▶ _Short task_:
Copy out the lines that include the word "Digest".

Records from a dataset
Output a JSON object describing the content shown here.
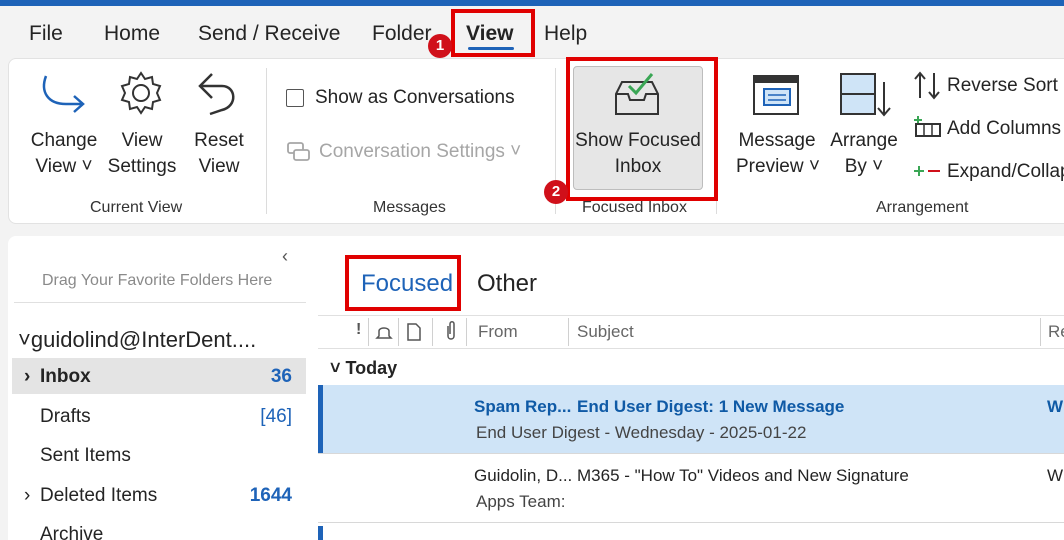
{
  "menu": {
    "file": "File",
    "home": "Home",
    "send_receive": "Send / Receive",
    "folder": "Folder",
    "view": "View",
    "help": "Help"
  },
  "ribbon": {
    "current_view": {
      "group_label": "Current View",
      "change_view": [
        "Change",
        "View ˅"
      ],
      "view_settings": [
        "View",
        "Settings"
      ],
      "reset_view": [
        "Reset",
        "View"
      ]
    },
    "messages": {
      "group_label": "Messages",
      "show_as_conversations": "Show as Conversations",
      "conversation_settings": "Conversation Settings ˅"
    },
    "focused_inbox": {
      "group_label": "Focused Inbox",
      "show_focused_inbox": [
        "Show Focused",
        "Inbox"
      ]
    },
    "arrangement": {
      "group_label": "Arrangement",
      "message_preview": [
        "Message",
        "Preview ˅"
      ],
      "arrange_by": [
        "Arrange",
        "By ˅"
      ],
      "reverse_sort": "Reverse Sort",
      "add_columns": "Add Columns",
      "expand_collapse": "Expand/Collap"
    }
  },
  "annotations": {
    "badge1": "1",
    "badge2": "2"
  },
  "folders": {
    "collapse": "‹",
    "drag_hint": "Drag Your Favorite Folders Here",
    "account": "guidolind@InterDent....",
    "items": [
      {
        "name": "Inbox",
        "count": "36",
        "chevron": "›"
      },
      {
        "name": "Drafts",
        "count": "[46]"
      },
      {
        "name": "Sent Items",
        "count": ""
      },
      {
        "name": "Deleted Items",
        "count": "1644",
        "chevron": "›"
      },
      {
        "name": "Archive",
        "count": ""
      }
    ]
  },
  "mail": {
    "tabs": {
      "focused": "Focused",
      "other": "Other"
    },
    "columns": {
      "from": "From",
      "subject": "Subject",
      "received": "Re"
    },
    "group_today": "Today",
    "messages": [
      {
        "from": "Spam Rep...",
        "subject": "End User Digest: 1 New Message",
        "preview": "End User Digest - Wednesday - 2025-01-22",
        "date": "W"
      },
      {
        "from": "Guidolin, D...",
        "subject": "M365 - \"How To\" Videos and New Signature",
        "preview": "Apps Team:",
        "date": "W"
      }
    ]
  },
  "colors": {
    "accent": "#1e63b8",
    "annotation": "#e00000",
    "selected_row": "#cfe4f7"
  }
}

▶ _Final answer_:
        "subject": "End User Digest: 1 New Message",
        "preview": "End User Digest - Wednesday - 2025-01-22",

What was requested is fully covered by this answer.